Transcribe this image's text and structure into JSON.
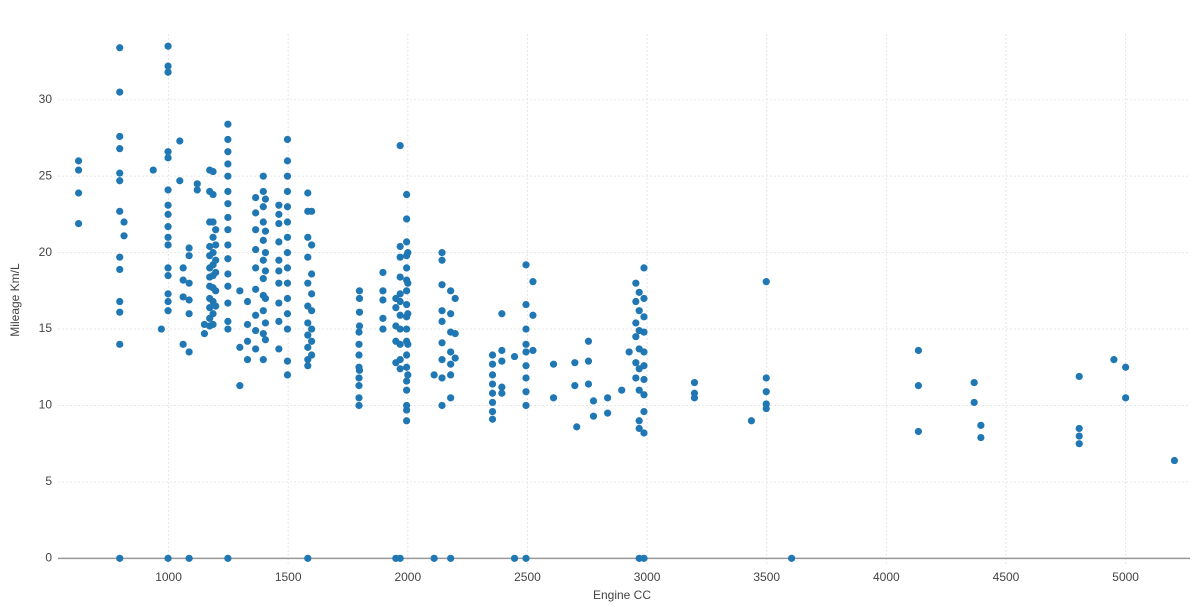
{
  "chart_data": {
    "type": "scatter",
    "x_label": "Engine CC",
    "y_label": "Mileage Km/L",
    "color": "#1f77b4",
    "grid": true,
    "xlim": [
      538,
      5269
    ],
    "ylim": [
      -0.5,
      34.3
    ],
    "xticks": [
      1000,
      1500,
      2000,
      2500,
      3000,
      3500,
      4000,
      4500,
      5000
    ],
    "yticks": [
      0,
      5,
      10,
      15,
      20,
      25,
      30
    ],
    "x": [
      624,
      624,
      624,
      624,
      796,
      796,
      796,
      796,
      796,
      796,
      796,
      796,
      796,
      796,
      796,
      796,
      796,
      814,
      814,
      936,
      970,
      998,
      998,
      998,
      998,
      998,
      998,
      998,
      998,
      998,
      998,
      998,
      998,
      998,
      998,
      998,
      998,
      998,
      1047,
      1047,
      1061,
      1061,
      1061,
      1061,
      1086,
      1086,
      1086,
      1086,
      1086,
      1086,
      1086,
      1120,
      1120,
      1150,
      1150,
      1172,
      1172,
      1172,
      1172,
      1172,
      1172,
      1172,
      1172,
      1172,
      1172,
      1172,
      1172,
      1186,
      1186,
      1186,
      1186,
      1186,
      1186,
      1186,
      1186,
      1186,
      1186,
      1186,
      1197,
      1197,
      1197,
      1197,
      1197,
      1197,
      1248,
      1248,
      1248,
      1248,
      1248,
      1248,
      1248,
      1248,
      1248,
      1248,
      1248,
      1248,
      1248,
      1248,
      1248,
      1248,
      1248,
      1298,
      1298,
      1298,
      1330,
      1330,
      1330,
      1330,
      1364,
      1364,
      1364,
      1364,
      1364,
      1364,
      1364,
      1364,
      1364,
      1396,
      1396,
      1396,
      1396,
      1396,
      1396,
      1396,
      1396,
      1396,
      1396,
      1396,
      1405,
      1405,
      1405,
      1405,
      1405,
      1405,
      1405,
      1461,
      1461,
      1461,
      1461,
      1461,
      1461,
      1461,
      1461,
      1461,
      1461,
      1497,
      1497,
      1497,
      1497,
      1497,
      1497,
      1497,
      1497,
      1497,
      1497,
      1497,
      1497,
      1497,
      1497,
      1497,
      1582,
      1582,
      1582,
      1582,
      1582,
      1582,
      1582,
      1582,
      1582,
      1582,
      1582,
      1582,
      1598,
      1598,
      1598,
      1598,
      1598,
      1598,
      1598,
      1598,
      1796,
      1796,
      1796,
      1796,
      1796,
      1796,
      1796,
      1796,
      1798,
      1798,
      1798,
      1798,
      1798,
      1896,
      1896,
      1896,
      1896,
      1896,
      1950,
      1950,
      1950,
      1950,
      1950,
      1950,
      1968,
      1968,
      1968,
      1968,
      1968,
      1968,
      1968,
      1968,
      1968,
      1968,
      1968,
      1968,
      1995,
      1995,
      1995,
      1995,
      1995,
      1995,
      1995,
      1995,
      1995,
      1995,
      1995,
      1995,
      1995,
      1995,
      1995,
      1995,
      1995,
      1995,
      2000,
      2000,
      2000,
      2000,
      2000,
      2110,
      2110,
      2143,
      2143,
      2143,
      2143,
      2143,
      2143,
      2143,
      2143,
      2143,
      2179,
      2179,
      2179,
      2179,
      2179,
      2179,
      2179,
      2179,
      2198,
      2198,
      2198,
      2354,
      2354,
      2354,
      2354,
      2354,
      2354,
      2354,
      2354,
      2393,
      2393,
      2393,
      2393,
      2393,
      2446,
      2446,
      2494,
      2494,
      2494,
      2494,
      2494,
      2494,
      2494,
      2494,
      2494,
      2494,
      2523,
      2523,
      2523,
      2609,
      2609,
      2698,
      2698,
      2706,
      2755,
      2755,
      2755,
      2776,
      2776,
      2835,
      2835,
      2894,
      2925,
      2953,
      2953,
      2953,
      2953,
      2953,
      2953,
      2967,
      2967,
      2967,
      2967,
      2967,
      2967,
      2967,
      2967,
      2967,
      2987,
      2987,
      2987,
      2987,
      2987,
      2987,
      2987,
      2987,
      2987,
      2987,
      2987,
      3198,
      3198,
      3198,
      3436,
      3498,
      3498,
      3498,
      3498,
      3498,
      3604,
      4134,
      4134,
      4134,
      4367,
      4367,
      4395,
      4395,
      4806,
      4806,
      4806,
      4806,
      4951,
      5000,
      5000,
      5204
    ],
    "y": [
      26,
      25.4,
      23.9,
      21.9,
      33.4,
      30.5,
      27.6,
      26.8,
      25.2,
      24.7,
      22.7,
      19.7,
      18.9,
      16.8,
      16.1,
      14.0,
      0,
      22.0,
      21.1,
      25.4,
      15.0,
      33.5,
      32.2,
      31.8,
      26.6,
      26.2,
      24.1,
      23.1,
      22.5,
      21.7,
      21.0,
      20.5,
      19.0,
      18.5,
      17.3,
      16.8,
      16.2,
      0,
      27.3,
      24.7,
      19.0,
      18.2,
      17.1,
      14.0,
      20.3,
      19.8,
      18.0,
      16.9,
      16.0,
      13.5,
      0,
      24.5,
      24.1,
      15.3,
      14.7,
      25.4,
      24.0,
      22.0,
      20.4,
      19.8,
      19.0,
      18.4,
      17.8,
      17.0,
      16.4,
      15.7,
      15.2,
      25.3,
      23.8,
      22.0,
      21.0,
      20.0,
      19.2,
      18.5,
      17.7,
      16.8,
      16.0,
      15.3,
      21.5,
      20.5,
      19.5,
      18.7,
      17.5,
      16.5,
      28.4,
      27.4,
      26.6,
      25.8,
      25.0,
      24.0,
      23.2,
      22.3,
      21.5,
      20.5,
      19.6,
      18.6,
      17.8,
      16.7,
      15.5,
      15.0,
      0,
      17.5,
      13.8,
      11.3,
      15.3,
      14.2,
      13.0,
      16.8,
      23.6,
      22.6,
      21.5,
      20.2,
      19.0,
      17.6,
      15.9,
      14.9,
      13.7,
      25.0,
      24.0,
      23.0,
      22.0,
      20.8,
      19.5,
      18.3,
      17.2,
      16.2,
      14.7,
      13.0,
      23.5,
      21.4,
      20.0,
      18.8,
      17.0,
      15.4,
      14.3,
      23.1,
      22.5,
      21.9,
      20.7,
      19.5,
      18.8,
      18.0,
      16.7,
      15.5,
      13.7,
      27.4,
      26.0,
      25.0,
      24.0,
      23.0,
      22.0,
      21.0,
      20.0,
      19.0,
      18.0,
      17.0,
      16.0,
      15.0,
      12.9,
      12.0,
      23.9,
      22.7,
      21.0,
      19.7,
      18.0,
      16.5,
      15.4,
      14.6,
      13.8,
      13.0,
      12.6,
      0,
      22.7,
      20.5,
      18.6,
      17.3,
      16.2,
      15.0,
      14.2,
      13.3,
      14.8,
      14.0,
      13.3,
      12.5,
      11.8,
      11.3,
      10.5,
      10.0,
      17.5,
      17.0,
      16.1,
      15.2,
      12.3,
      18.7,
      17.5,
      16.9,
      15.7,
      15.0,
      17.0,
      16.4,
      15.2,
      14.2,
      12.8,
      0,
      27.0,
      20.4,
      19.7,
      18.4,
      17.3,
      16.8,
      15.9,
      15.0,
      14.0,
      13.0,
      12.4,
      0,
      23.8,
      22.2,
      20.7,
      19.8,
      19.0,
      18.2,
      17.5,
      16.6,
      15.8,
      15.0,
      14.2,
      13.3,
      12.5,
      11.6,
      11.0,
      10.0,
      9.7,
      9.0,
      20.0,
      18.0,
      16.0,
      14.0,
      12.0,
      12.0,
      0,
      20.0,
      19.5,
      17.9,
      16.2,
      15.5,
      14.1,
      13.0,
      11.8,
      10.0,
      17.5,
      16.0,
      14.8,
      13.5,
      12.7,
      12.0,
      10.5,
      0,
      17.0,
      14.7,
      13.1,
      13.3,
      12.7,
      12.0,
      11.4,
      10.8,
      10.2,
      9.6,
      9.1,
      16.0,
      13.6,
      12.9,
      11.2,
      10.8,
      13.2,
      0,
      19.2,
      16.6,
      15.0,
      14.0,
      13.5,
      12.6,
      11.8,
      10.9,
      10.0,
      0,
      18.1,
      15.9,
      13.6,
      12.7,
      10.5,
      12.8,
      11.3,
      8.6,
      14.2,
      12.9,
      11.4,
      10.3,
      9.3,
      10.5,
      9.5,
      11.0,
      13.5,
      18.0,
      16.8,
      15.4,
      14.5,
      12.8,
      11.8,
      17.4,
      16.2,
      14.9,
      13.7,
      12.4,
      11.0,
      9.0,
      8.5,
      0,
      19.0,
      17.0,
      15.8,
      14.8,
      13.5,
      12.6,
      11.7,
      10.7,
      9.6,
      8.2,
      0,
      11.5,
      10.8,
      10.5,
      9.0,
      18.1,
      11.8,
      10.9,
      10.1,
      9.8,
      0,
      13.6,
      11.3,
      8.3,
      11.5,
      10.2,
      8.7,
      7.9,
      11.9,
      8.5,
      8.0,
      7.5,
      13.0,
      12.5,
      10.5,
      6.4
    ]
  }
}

* * *

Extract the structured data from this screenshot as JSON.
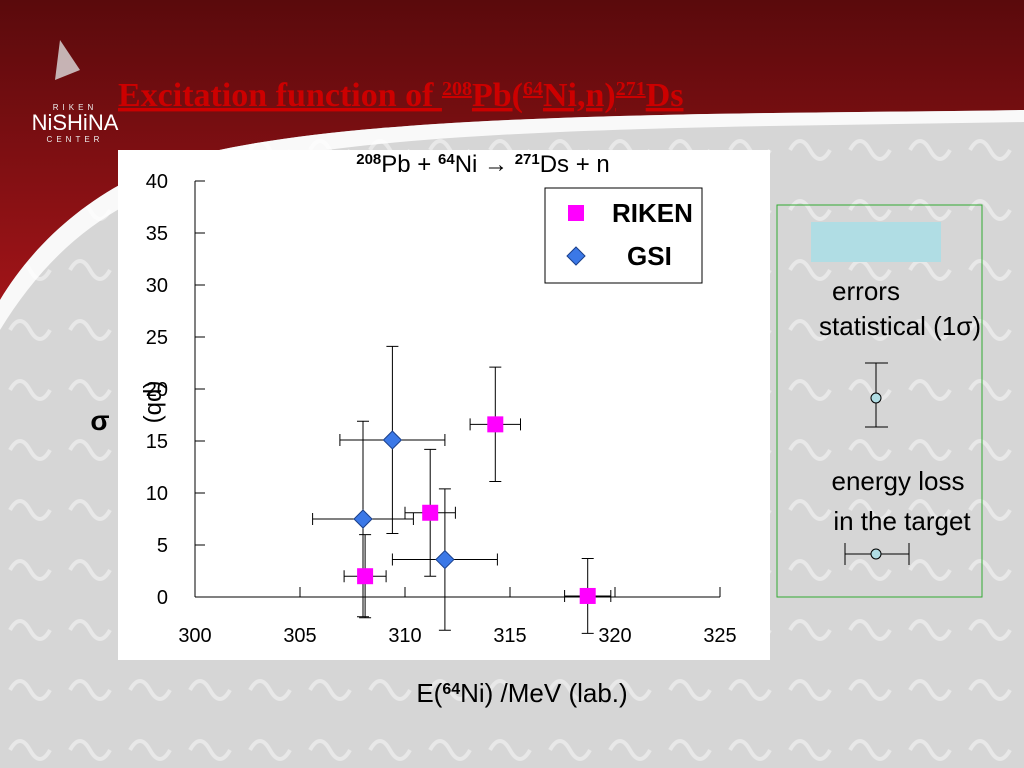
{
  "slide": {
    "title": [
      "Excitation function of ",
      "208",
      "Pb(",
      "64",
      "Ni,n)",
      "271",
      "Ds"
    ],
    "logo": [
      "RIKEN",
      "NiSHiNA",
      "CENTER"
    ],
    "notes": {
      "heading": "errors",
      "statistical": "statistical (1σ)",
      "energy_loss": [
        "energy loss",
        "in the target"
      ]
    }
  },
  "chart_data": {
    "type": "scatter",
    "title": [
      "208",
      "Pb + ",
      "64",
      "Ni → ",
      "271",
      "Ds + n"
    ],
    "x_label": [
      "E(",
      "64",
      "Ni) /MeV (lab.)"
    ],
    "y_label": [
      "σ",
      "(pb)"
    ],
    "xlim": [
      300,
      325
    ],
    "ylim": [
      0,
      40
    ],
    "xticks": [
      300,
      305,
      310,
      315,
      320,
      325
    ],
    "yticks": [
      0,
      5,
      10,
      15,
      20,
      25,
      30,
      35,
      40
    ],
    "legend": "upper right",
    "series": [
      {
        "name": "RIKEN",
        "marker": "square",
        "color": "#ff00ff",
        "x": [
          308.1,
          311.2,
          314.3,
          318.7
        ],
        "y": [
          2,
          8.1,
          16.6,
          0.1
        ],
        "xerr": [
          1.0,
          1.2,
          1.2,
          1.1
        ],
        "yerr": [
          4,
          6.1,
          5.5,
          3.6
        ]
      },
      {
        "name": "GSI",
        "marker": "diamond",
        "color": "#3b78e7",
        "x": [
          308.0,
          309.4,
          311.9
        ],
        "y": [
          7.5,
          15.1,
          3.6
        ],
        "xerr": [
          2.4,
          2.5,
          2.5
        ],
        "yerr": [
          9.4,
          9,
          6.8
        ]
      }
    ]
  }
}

§ Given instruction
Among the lines of the records above, count those holding the string "this", and report only the number.

§ Full response
2